── Input rows ──

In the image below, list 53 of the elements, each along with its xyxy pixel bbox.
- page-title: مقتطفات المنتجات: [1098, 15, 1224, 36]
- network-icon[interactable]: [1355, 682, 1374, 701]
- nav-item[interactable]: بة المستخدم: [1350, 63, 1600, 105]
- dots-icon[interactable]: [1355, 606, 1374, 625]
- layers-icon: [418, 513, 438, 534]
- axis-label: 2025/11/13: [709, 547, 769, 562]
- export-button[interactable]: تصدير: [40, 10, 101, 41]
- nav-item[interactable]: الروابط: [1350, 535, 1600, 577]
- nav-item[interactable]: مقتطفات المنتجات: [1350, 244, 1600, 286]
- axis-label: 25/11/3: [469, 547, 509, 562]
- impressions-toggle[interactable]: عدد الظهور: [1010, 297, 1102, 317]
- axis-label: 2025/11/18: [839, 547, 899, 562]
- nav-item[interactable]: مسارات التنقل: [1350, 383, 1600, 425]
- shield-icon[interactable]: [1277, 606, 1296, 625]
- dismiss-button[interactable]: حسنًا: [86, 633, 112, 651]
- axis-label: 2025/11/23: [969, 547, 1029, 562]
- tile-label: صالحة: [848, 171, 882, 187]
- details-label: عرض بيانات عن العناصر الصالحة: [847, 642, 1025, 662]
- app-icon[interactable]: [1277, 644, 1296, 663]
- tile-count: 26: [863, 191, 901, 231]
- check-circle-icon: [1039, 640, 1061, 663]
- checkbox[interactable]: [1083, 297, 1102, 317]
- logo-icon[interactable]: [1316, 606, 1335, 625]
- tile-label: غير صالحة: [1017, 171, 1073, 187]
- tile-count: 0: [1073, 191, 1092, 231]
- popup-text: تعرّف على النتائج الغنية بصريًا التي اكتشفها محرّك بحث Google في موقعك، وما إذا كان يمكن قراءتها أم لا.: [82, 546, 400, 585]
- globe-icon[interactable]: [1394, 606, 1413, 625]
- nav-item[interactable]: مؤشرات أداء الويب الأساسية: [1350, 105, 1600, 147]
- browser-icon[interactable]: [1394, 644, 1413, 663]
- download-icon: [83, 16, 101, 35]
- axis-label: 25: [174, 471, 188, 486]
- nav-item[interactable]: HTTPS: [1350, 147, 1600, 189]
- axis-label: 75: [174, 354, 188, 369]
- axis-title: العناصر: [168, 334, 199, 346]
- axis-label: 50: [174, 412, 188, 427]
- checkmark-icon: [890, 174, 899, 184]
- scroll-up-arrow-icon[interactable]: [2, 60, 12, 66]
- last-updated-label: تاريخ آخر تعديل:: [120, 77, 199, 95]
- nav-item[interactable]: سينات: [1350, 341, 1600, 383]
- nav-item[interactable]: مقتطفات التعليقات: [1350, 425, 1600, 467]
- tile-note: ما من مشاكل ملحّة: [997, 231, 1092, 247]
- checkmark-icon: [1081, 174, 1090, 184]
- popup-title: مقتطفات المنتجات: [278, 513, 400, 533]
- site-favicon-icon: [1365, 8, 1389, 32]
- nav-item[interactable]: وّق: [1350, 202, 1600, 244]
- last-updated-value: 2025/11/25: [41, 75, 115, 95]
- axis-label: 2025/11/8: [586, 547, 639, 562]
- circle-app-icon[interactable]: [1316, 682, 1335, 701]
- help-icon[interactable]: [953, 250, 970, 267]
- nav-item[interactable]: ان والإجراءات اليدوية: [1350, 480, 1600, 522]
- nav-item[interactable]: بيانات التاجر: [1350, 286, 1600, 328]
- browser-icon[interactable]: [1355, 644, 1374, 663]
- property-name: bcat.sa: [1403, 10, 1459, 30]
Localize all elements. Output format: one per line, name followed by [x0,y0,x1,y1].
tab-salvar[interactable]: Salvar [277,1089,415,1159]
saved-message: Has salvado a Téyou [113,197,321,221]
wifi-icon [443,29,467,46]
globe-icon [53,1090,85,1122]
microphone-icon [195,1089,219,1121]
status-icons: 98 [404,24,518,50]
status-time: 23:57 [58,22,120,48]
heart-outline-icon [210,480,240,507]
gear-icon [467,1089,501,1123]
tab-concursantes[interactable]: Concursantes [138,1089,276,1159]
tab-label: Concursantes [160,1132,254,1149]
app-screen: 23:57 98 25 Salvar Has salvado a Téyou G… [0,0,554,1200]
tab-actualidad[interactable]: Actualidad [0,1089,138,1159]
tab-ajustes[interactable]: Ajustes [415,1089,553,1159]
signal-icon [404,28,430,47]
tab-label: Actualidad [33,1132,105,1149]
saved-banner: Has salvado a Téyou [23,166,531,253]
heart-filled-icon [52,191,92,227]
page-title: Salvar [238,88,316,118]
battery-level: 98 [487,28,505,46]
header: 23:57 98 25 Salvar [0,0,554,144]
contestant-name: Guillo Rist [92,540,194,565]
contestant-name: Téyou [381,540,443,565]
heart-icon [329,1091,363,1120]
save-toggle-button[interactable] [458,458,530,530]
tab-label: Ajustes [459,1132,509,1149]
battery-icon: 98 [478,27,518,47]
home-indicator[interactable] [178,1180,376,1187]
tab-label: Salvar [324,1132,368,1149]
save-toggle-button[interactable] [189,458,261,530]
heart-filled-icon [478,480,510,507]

───

Stated task:
Retype every line of the records above without changing anything.

The result:
In the image below, list 53 of the elements, each along with its xyxy pixel bbox.
- page-title: مقتطفات المنتجات: [1098, 15, 1224, 36]
- network-icon[interactable]: [1355, 682, 1374, 701]
- nav-item[interactable]: بة المستخدم: [1350, 63, 1600, 105]
- dots-icon[interactable]: [1355, 606, 1374, 625]
- layers-icon: [418, 513, 438, 534]
- axis-label: 2025/11/13: [709, 547, 769, 562]
- export-button[interactable]: تصدير: [40, 10, 101, 41]
- nav-item[interactable]: الروابط: [1350, 535, 1600, 577]
- nav-item[interactable]: مقتطفات المنتجات: [1350, 244, 1600, 286]
- axis-label: 25/11/3: [469, 547, 509, 562]
- impressions-toggle[interactable]: عدد الظهور: [1010, 297, 1102, 317]
- axis-label: 2025/11/18: [839, 547, 899, 562]
- nav-item[interactable]: مسارات التنقل: [1350, 383, 1600, 425]
- shield-icon[interactable]: [1277, 606, 1296, 625]
- dismiss-button[interactable]: حسنًا: [86, 633, 112, 651]
- axis-label: 2025/11/23: [969, 547, 1029, 562]
- tile-label: صالحة: [848, 171, 882, 187]
- details-label: عرض بيانات عن العناصر الصالحة: [847, 642, 1025, 662]
- app-icon[interactable]: [1277, 644, 1296, 663]
- tile-count: 26: [863, 191, 901, 231]
- check-circle-icon: [1039, 640, 1061, 663]
- checkbox[interactable]: [1083, 297, 1102, 317]
- logo-icon[interactable]: [1316, 606, 1335, 625]
- tile-label: غير صالحة: [1017, 171, 1073, 187]
- tile-count: 0: [1073, 191, 1092, 231]
- popup-text: تعرّف على النتائج الغنية بصريًا التي اكتشفها محرّك بحث Google في موقعك، وما إذا كان يمكن قراءتها أم لا.: [82, 546, 400, 585]
- globe-icon[interactable]: [1394, 606, 1413, 625]
- nav-item[interactable]: مؤشرات أداء الويب الأساسية: [1350, 105, 1600, 147]
- browser-icon[interactable]: [1394, 644, 1413, 663]
- download-icon: [83, 16, 101, 35]
- axis-label: 25: [174, 471, 188, 486]
- nav-item[interactable]: HTTPS: [1350, 147, 1600, 189]
- axis-label: 75: [174, 354, 188, 369]
- axis-title: العناصر: [168, 334, 199, 346]
- axis-label: 50: [174, 412, 188, 427]
- checkmark-icon: [890, 174, 899, 184]
- scroll-up-arrow-icon[interactable]: [2, 60, 12, 66]
- last-updated-label: تاريخ آخر تعديل:: [120, 77, 199, 95]
- nav-item[interactable]: سينات: [1350, 341, 1600, 383]
- nav-item[interactable]: مقتطفات التعليقات: [1350, 425, 1600, 467]
- tile-note: ما من مشاكل ملحّة: [997, 231, 1092, 247]
- checkmark-icon: [1081, 174, 1090, 184]
- popup-title: مقتطفات المنتجات: [278, 513, 400, 533]
- site-favicon-icon: [1365, 8, 1389, 32]
- nav-item[interactable]: وّق: [1350, 202, 1600, 244]
- last-updated-value: 2025/11/25: [41, 75, 115, 95]
- axis-label: 2025/11/8: [586, 547, 639, 562]
- circle-app-icon[interactable]: [1316, 682, 1335, 701]
- help-icon[interactable]: [953, 250, 970, 267]
- nav-item[interactable]: ان والإجراءات اليدوية: [1350, 480, 1600, 522]
- nav-item[interactable]: بيانات التاجر: [1350, 286, 1600, 328]
- browser-icon[interactable]: [1355, 644, 1374, 663]
- property-name: bcat.sa: [1403, 10, 1459, 30]
Localize all elements. Output format: one per line, name followed by [x0,y0,x1,y1].
tab-salvar[interactable]: Salvar [277,1089,415,1159]
saved-message: Has salvado a Téyou [113,197,321,221]
wifi-icon [443,29,467,46]
globe-icon [53,1090,85,1122]
microphone-icon [195,1089,219,1121]
status-icons: 98 [404,24,518,50]
status-time: 23:57 [58,22,120,48]
heart-outline-icon [210,480,240,507]
gear-icon [467,1089,501,1123]
tab-concursantes[interactable]: Concursantes [138,1089,276,1159]
tab-label: Concursantes [160,1132,254,1149]
app-screen: 23:57 98 25 Salvar Has salvado a Téyou G… [0,0,554,1200]
tab-actualidad[interactable]: Actualidad [0,1089,138,1159]
tab-ajustes[interactable]: Ajustes [415,1089,553,1159]
signal-icon [404,28,430,47]
tab-label: Actualidad [33,1132,105,1149]
saved-banner: Has salvado a Téyou [23,166,531,253]
heart-filled-icon [52,191,92,227]
page-title: Salvar [238,88,316,118]
battery-level: 98 [487,28,505,46]
header: 23:57 98 25 Salvar [0,0,554,144]
contestant-name: Guillo Rist [92,540,194,565]
contestant-name: Téyou [381,540,443,565]
heart-icon [329,1091,363,1120]
save-toggle-button[interactable] [458,458,530,530]
tab-label: Ajustes [459,1132,509,1149]
battery-icon: 98 [478,27,518,47]
home-indicator[interactable] [178,1180,376,1187]
tab-label: Salvar [324,1132,368,1149]
save-toggle-button[interactable] [189,458,261,530]
heart-filled-icon [478,480,510,507]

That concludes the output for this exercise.